### Goal
Your task is to copy every line of this material exactly.

>> BEGIN Records for the exercise

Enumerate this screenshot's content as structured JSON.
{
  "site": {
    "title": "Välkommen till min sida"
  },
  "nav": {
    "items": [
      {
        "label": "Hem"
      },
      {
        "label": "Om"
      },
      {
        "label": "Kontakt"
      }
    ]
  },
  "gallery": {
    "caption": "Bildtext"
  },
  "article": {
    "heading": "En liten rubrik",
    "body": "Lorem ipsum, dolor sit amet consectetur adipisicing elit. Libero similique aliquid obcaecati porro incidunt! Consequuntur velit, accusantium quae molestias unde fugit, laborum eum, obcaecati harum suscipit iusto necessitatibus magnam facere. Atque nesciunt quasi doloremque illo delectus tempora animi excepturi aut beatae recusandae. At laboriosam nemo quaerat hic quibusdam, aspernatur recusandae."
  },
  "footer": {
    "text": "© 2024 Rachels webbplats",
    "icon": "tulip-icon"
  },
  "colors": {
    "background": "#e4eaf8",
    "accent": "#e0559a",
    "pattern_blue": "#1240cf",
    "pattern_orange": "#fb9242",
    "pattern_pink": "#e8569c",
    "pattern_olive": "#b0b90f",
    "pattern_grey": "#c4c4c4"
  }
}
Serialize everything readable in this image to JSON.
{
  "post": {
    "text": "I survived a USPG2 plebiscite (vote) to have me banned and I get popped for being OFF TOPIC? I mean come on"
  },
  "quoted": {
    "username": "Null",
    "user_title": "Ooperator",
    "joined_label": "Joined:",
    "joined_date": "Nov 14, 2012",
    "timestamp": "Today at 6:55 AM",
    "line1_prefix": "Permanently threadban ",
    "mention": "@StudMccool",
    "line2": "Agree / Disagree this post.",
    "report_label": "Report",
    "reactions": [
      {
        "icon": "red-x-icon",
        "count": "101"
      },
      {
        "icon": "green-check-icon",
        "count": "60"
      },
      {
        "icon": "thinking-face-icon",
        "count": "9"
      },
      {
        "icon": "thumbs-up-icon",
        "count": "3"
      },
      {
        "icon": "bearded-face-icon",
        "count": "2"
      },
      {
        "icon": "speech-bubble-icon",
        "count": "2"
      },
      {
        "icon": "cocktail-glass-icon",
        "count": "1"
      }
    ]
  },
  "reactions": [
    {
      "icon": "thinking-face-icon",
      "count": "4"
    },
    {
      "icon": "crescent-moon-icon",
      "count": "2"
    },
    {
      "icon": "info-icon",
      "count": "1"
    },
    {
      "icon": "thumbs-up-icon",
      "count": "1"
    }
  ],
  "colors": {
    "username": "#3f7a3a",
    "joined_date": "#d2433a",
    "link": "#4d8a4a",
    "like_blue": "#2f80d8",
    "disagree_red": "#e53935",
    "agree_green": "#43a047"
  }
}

>> END Records for the exercise

### Complete response
Enumerate this screenshot's content as structured JSON.
{
  "site": {
    "title": "Välkommen till min sida"
  },
  "nav": {
    "items": [
      {
        "label": "Hem"
      },
      {
        "label": "Om"
      },
      {
        "label": "Kontakt"
      }
    ]
  },
  "gallery": {
    "caption": "Bildtext"
  },
  "article": {
    "heading": "En liten rubrik",
    "body": "Lorem ipsum, dolor sit amet consectetur adipisicing elit. Libero similique aliquid obcaecati porro incidunt! Consequuntur velit, accusantium quae molestias unde fugit, laborum eum, obcaecati harum suscipit iusto necessitatibus magnam facere. Atque nesciunt quasi doloremque illo delectus tempora animi excepturi aut beatae recusandae. At laboriosam nemo quaerat hic quibusdam, aspernatur recusandae."
  },
  "footer": {
    "text": "© 2024 Rachels webbplats",
    "icon": "tulip-icon"
  },
  "colors": {
    "background": "#e4eaf8",
    "accent": "#e0559a",
    "pattern_blue": "#1240cf",
    "pattern_orange": "#fb9242",
    "pattern_pink": "#e8569c",
    "pattern_olive": "#b0b90f",
    "pattern_grey": "#c4c4c4"
  }
}
Serialize everything readable in this image to JSON.
{
  "post": {
    "text": "I survived a USPG2 plebiscite (vote) to have me banned and I get popped for being OFF TOPIC? I mean come on"
  },
  "quoted": {
    "username": "Null",
    "user_title": "Ooperator",
    "joined_label": "Joined:",
    "joined_date": "Nov 14, 2012",
    "timestamp": "Today at 6:55 AM",
    "line1_prefix": "Permanently threadban ",
    "mention": "@StudMccool",
    "line2": "Agree / Disagree this post.",
    "report_label": "Report",
    "reactions": [
      {
        "icon": "red-x-icon",
        "count": "101"
      },
      {
        "icon": "green-check-icon",
        "count": "60"
      },
      {
        "icon": "thinking-face-icon",
        "count": "9"
      },
      {
        "icon": "thumbs-up-icon",
        "count": "3"
      },
      {
        "icon": "bearded-face-icon",
        "count": "2"
      },
      {
        "icon": "speech-bubble-icon",
        "count": "2"
      },
      {
        "icon": "cocktail-glass-icon",
        "count": "1"
      }
    ]
  },
  "reactions": [
    {
      "icon": "thinking-face-icon",
      "count": "4"
    },
    {
      "icon": "crescent-moon-icon",
      "count": "2"
    },
    {
      "icon": "info-icon",
      "count": "1"
    },
    {
      "icon": "thumbs-up-icon",
      "count": "1"
    }
  ],
  "colors": {
    "username": "#3f7a3a",
    "joined_date": "#d2433a",
    "link": "#4d8a4a",
    "like_blue": "#2f80d8",
    "disagree_red": "#e53935",
    "agree_green": "#43a047"
  }
}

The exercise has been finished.